#### Material to process:
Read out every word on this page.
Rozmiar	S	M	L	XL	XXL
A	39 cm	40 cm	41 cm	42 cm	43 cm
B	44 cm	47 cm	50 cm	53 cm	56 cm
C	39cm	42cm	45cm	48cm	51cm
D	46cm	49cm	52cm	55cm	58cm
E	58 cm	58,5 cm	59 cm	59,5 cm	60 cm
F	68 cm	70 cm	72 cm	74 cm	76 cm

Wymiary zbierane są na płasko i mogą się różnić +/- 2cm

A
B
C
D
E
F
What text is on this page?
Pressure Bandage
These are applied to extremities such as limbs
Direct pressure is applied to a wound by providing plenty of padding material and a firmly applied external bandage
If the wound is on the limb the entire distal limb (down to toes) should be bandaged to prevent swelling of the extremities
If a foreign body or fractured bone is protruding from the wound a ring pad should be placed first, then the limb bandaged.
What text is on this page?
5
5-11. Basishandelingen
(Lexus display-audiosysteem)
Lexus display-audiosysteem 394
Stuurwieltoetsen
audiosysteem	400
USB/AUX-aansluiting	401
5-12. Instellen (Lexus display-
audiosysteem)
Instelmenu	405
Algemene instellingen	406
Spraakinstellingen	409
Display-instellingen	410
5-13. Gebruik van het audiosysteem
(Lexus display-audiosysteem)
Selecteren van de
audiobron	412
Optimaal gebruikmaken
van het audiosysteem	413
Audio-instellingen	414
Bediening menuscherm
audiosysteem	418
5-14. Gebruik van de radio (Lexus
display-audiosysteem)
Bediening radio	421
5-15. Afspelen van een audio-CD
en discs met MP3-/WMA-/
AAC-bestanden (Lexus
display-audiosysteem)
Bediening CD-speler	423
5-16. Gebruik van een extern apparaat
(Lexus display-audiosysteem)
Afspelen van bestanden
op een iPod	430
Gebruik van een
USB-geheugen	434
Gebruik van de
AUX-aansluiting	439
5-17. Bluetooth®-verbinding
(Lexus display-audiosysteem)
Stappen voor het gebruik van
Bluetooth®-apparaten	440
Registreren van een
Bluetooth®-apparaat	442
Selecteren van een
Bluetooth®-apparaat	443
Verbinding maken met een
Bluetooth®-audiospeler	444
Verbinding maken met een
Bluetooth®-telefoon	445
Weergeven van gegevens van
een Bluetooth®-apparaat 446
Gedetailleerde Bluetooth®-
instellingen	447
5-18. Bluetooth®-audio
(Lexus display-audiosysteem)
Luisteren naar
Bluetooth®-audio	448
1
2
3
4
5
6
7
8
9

#### Task to complete:
Copy every line from the entries that contains the word "bandaged".

#### Expected answer:
If the wound is on the limb the entire distal limb (down to toes) should be bandaged to prevent swelling of the extremities
If a foreign body or fractured bone is protruding from the wound a ring pad should be placed first, then the limb bandaged.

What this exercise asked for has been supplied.